■ **Aim**
Reply with one number: the count of lines in the listing that contain the string "FUNCIÓN".

Data records:

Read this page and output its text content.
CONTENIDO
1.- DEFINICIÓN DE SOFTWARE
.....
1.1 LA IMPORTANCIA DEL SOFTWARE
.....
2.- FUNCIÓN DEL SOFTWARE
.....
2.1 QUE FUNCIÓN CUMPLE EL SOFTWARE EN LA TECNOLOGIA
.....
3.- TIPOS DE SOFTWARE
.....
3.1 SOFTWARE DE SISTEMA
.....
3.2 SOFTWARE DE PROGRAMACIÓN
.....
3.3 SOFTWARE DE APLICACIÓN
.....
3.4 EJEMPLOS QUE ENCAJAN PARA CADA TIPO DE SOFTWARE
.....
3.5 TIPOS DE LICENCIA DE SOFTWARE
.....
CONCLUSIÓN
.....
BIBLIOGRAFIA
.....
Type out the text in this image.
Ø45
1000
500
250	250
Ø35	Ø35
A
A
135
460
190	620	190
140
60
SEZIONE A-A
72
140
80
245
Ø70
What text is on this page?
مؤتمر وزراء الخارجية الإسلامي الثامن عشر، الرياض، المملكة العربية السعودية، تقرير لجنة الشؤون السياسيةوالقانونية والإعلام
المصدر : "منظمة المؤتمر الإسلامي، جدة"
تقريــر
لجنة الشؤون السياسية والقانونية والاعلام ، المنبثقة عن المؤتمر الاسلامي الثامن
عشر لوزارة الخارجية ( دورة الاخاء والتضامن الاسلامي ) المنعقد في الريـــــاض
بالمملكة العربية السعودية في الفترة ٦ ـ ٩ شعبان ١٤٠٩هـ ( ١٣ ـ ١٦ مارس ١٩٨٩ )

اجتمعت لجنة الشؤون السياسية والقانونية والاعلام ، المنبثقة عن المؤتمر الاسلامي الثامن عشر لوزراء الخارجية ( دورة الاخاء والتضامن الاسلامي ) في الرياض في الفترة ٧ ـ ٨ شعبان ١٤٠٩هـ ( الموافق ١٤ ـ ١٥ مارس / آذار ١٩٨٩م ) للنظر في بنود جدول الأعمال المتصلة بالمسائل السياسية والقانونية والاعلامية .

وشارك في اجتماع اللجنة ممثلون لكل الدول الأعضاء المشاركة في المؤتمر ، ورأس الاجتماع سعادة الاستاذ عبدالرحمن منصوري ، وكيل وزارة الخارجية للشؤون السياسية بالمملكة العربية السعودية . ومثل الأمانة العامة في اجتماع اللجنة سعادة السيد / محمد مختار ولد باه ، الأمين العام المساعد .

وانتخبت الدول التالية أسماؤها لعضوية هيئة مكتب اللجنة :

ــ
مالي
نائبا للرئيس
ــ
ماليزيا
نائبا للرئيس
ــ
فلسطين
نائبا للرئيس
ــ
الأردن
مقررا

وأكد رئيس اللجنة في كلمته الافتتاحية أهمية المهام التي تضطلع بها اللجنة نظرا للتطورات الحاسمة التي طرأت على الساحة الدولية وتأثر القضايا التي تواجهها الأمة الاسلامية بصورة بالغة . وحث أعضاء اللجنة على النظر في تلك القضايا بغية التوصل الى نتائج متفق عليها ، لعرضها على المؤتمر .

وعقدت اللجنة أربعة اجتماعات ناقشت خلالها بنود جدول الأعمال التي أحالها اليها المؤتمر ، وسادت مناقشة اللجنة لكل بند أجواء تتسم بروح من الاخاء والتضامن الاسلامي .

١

■ **Answer to this task**
2